--- Start Data supplied ---

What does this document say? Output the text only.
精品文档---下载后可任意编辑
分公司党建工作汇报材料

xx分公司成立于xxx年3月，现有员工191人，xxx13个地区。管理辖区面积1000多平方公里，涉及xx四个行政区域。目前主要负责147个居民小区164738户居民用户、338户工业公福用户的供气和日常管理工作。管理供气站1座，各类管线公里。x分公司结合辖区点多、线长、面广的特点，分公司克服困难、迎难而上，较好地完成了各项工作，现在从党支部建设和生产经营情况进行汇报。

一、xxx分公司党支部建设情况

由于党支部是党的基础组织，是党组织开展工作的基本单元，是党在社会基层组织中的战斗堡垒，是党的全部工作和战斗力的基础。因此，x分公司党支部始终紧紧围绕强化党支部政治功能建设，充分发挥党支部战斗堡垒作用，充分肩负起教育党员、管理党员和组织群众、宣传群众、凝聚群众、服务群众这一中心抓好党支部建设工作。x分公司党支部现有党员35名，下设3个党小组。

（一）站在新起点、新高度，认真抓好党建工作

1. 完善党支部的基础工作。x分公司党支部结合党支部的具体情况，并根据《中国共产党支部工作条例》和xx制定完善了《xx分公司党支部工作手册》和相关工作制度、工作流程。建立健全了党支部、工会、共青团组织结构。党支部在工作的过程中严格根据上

--- End Data supplied ---

> **Job**: Reproduce the data in full, exactly as presented.

> **In response**:
What does this document say? Output the text only.
精品文档---下载后可任意编辑
分公司党建工作汇报材料

xx分公司成立于xxx年3月，现有员工191人，xxx13个地区。管理辖区面积1000多平方公里，涉及xx四个行政区域。目前主要负责147个居民小区164738户居民用户、338户工业公福用户的供气和日常管理工作。管理供气站1座，各类管线公里。x分公司结合辖区点多、线长、面广的特点，分公司克服困难、迎难而上，较好地完成了各项工作，现在从党支部建设和生产经营情况进行汇报。

一、xxx分公司党支部建设情况

由于党支部是党的基础组织，是党组织开展工作的基本单元，是党在社会基层组织中的战斗堡垒，是党的全部工作和战斗力的基础。因此，x分公司党支部始终紧紧围绕强化党支部政治功能建设，充分发挥党支部战斗堡垒作用，充分肩负起教育党员、管理党员和组织群众、宣传群众、凝聚群众、服务群众这一中心抓好党支部建设工作。x分公司党支部现有党员35名，下设3个党小组。

（一）站在新起点、新高度，认真抓好党建工作

1. 完善党支部的基础工作。x分公司党支部结合党支部的具体情况，并根据《中国共产党支部工作条例》和xx制定完善了《xx分公司党支部工作手册》和相关工作制度、工作流程。建立健全了党支部、工会、共青团组织结构。党支部在工作的过程中严格根据上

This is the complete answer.